Data entries for graphics:
--- begin ---
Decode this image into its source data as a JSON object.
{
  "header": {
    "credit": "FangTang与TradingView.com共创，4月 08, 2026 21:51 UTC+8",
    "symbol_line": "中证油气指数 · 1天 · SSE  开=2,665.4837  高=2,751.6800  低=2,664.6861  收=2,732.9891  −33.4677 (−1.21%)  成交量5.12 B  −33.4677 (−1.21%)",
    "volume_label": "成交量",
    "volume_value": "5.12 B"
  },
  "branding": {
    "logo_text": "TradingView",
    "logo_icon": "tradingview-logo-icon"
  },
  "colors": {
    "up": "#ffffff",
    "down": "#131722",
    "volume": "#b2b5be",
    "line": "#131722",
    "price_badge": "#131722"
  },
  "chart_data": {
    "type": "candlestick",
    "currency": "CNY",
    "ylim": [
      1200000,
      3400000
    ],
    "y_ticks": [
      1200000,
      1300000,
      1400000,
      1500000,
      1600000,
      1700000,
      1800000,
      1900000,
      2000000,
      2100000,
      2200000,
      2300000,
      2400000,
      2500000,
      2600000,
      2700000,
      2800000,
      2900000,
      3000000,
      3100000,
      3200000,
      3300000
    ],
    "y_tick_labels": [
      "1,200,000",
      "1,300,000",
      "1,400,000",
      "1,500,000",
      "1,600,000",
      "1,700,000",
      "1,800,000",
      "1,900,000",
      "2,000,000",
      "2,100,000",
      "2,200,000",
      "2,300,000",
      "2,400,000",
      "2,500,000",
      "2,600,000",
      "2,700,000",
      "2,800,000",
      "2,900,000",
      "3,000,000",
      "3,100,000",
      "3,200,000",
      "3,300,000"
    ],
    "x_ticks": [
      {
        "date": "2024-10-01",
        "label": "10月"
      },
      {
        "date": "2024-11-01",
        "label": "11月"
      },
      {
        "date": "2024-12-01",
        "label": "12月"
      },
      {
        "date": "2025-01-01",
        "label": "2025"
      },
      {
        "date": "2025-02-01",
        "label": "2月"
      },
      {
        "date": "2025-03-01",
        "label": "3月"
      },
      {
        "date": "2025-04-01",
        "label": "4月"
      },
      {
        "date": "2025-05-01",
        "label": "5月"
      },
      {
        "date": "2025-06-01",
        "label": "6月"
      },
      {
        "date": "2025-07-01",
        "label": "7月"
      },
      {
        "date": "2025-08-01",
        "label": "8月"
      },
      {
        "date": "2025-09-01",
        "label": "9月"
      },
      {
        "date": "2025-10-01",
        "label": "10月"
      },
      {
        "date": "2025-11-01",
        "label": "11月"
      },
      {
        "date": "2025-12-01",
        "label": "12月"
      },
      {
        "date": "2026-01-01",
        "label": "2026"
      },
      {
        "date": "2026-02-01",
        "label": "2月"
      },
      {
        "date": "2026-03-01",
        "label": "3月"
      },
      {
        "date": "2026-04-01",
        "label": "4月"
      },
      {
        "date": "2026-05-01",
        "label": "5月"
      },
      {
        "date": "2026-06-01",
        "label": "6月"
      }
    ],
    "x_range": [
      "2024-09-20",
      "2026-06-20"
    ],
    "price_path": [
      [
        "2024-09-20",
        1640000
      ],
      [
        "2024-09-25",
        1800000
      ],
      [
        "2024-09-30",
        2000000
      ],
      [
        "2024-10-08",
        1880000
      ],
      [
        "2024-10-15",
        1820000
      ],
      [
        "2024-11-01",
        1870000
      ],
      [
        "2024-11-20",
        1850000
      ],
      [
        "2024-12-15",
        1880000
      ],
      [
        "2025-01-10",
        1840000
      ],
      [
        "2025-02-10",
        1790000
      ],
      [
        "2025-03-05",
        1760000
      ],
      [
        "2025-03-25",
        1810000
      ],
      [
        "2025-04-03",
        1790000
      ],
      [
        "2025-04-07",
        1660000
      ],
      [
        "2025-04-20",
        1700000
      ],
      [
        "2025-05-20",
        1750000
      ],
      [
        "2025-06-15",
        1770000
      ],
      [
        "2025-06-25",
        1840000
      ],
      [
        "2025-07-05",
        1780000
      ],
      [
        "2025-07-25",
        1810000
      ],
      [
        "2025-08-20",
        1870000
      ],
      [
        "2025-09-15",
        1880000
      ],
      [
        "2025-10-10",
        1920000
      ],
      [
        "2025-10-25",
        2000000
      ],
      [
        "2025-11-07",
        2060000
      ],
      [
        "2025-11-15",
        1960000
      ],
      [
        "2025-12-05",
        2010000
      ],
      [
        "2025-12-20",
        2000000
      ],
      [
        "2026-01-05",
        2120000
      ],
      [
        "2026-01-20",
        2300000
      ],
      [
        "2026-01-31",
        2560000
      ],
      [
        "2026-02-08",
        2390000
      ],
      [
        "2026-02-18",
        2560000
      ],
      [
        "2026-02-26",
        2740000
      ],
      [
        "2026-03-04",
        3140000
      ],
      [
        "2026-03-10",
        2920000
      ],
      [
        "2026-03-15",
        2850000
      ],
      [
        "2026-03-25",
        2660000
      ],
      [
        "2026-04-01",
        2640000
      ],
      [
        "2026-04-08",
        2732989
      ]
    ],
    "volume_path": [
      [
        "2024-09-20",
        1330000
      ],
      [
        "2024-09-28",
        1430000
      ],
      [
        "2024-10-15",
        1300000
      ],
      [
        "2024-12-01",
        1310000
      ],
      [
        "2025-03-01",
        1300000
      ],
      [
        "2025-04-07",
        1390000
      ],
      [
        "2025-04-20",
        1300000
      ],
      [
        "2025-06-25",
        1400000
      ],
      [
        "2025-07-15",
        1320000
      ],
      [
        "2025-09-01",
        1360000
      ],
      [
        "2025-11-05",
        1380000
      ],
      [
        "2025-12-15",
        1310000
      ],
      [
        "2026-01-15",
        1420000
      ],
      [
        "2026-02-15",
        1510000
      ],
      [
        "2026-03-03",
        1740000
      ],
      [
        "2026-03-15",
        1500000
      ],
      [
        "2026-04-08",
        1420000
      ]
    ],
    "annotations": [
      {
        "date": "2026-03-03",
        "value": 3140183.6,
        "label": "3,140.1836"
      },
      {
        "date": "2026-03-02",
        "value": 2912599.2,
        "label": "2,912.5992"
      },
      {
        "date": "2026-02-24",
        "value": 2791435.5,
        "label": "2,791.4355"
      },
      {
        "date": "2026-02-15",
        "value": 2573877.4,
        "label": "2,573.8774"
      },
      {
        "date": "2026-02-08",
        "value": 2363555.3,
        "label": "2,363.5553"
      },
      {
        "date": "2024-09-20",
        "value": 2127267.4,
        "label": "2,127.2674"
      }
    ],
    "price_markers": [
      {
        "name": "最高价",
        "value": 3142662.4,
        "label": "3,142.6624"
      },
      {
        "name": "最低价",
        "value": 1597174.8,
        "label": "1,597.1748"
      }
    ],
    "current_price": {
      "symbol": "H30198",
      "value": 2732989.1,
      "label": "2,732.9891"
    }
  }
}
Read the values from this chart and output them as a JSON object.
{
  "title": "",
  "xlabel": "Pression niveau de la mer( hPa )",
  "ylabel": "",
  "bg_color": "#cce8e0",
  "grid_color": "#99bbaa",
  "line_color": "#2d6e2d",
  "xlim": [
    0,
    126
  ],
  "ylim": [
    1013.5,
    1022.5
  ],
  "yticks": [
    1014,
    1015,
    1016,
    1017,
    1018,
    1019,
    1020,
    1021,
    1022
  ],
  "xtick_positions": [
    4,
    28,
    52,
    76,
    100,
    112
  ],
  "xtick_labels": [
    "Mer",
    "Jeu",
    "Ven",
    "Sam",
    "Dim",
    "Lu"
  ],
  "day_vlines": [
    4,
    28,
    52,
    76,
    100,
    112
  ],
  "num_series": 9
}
--- end ---
Reproduce every entry shown above, precisely as it stands.

§ TASK RESULT:
Decode this image into its source data as a JSON object.
{
  "header": {
    "credit": "FangTang与TradingView.com共创，4月 08, 2026 21:51 UTC+8",
    "symbol_line": "中证油气指数 · 1天 · SSE  开=2,665.4837  高=2,751.6800  低=2,664.6861  收=2,732.9891  −33.4677 (−1.21%)  成交量5.12 B  −33.4677 (−1.21%)",
    "volume_label": "成交量",
    "volume_value": "5.12 B"
  },
  "branding": {
    "logo_text": "TradingView",
    "logo_icon": "tradingview-logo-icon"
  },
  "colors": {
    "up": "#ffffff",
    "down": "#131722",
    "volume": "#b2b5be",
    "line": "#131722",
    "price_badge": "#131722"
  },
  "chart_data": {
    "type": "candlestick",
    "currency": "CNY",
    "ylim": [
      1200000,
      3400000
    ],
    "y_ticks": [
      1200000,
      1300000,
      1400000,
      1500000,
      1600000,
      1700000,
      1800000,
      1900000,
      2000000,
      2100000,
      2200000,
      2300000,
      2400000,
      2500000,
      2600000,
      2700000,
      2800000,
      2900000,
      3000000,
      3100000,
      3200000,
      3300000
    ],
    "y_tick_labels": [
      "1,200,000",
      "1,300,000",
      "1,400,000",
      "1,500,000",
      "1,600,000",
      "1,700,000",
      "1,800,000",
      "1,900,000",
      "2,000,000",
      "2,100,000",
      "2,200,000",
      "2,300,000",
      "2,400,000",
      "2,500,000",
      "2,600,000",
      "2,700,000",
      "2,800,000",
      "2,900,000",
      "3,000,000",
      "3,100,000",
      "3,200,000",
      "3,300,000"
    ],
    "x_ticks": [
      {
        "date": "2024-10-01",
        "label": "10月"
      },
      {
        "date": "2024-11-01",
        "label": "11月"
      },
      {
        "date": "2024-12-01",
        "label": "12月"
      },
      {
        "date": "2025-01-01",
        "label": "2025"
      },
      {
        "date": "2025-02-01",
        "label": "2月"
      },
      {
        "date": "2025-03-01",
        "label": "3月"
      },
      {
        "date": "2025-04-01",
        "label": "4月"
      },
      {
        "date": "2025-05-01",
        "label": "5月"
      },
      {
        "date": "2025-06-01",
        "label": "6月"
      },
      {
        "date": "2025-07-01",
        "label": "7月"
      },
      {
        "date": "2025-08-01",
        "label": "8月"
      },
      {
        "date": "2025-09-01",
        "label": "9月"
      },
      {
        "date": "2025-10-01",
        "label": "10月"
      },
      {
        "date": "2025-11-01",
        "label": "11月"
      },
      {
        "date": "2025-12-01",
        "label": "12月"
      },
      {
        "date": "2026-01-01",
        "label": "2026"
      },
      {
        "date": "2026-02-01",
        "label": "2月"
      },
      {
        "date": "2026-03-01",
        "label": "3月"
      },
      {
        "date": "2026-04-01",
        "label": "4月"
      },
      {
        "date": "2026-05-01",
        "label": "5月"
      },
      {
        "date": "2026-06-01",
        "label": "6月"
      }
    ],
    "x_range": [
      "2024-09-20",
      "2026-06-20"
    ],
    "price_path": [
      [
        "2024-09-20",
        1640000
      ],
      [
        "2024-09-25",
        1800000
      ],
      [
        "2024-09-30",
        2000000
      ],
      [
        "2024-10-08",
        1880000
      ],
      [
        "2024-10-15",
        1820000
      ],
      [
        "2024-11-01",
        1870000
      ],
      [
        "2024-11-20",
        1850000
      ],
      [
        "2024-12-15",
        1880000
      ],
      [
        "2025-01-10",
        1840000
      ],
      [
        "2025-02-10",
        1790000
      ],
      [
        "2025-03-05",
        1760000
      ],
      [
        "2025-03-25",
        1810000
      ],
      [
        "2025-04-03",
        1790000
      ],
      [
        "2025-04-07",
        1660000
      ],
      [
        "2025-04-20",
        1700000
      ],
      [
        "2025-05-20",
        1750000
      ],
      [
        "2025-06-15",
        1770000
      ],
      [
        "2025-06-25",
        1840000
      ],
      [
        "2025-07-05",
        1780000
      ],
      [
        "2025-07-25",
        1810000
      ],
      [
        "2025-08-20",
        1870000
      ],
      [
        "2025-09-15",
        1880000
      ],
      [
        "2025-10-10",
        1920000
      ],
      [
        "2025-10-25",
        2000000
      ],
      [
        "2025-11-07",
        2060000
      ],
      [
        "2025-11-15",
        1960000
      ],
      [
        "2025-12-05",
        2010000
      ],
      [
        "2025-12-20",
        2000000
      ],
      [
        "2026-01-05",
        2120000
      ],
      [
        "2026-01-20",
        2300000
      ],
      [
        "2026-01-31",
        2560000
      ],
      [
        "2026-02-08",
        2390000
      ],
      [
        "2026-02-18",
        2560000
      ],
      [
        "2026-02-26",
        2740000
      ],
      [
        "2026-03-04",
        3140000
      ],
      [
        "2026-03-10",
        2920000
      ],
      [
        "2026-03-15",
        2850000
      ],
      [
        "2026-03-25",
        2660000
      ],
      [
        "2026-04-01",
        2640000
      ],
      [
        "2026-04-08",
        2732989
      ]
    ],
    "volume_path": [
      [
        "2024-09-20",
        1330000
      ],
      [
        "2024-09-28",
        1430000
      ],
      [
        "2024-10-15",
        1300000
      ],
      [
        "2024-12-01",
        1310000
      ],
      [
        "2025-03-01",
        1300000
      ],
      [
        "2025-04-07",
        1390000
      ],
      [
        "2025-04-20",
        1300000
      ],
      [
        "2025-06-25",
        1400000
      ],
      [
        "2025-07-15",
        1320000
      ],
      [
        "2025-09-01",
        1360000
      ],
      [
        "2025-11-05",
        1380000
      ],
      [
        "2025-12-15",
        1310000
      ],
      [
        "2026-01-15",
        1420000
      ],
      [
        "2026-02-15",
        1510000
      ],
      [
        "2026-03-03",
        1740000
      ],
      [
        "2026-03-15",
        1500000
      ],
      [
        "2026-04-08",
        1420000
      ]
    ],
    "annotations": [
      {
        "date": "2026-03-03",
        "value": 3140183.6,
        "label": "3,140.1836"
      },
      {
        "date": "2026-03-02",
        "value": 2912599.2,
        "label": "2,912.5992"
      },
      {
        "date": "2026-02-24",
        "value": 2791435.5,
        "label": "2,791.4355"
      },
      {
        "date": "2026-02-15",
        "value": 2573877.4,
        "label": "2,573.8774"
      },
      {
        "date": "2026-02-08",
        "value": 2363555.3,
        "label": "2,363.5553"
      },
      {
        "date": "2024-09-20",
        "value": 2127267.4,
        "label": "2,127.2674"
      }
    ],
    "price_markers": [
      {
        "name": "最高价",
        "value": 3142662.4,
        "label": "3,142.6624"
      },
      {
        "name": "最低价",
        "value": 1597174.8,
        "label": "1,597.1748"
      }
    ],
    "current_price": {
      "symbol": "H30198",
      "value": 2732989.1,
      "label": "2,732.9891"
    }
  }
}
Read the values from this chart and output them as a JSON object.
{
  "title": "",
  "xlabel": "Pression niveau de la mer( hPa )",
  "ylabel": "",
  "bg_color": "#cce8e0",
  "grid_color": "#99bbaa",
  "line_color": "#2d6e2d",
  "xlim": [
    0,
    126
  ],
  "ylim": [
    1013.5,
    1022.5
  ],
  "yticks": [
    1014,
    1015,
    1016,
    1017,
    1018,
    1019,
    1020,
    1021,
    1022
  ],
  "xtick_positions": [
    4,
    28,
    52,
    76,
    100,
    112
  ],
  "xtick_labels": [
    "Mer",
    "Jeu",
    "Ven",
    "Sam",
    "Dim",
    "Lu"
  ],
  "day_vlines": [
    4,
    28,
    52,
    76,
    100,
    112
  ],
  "num_series": 9
}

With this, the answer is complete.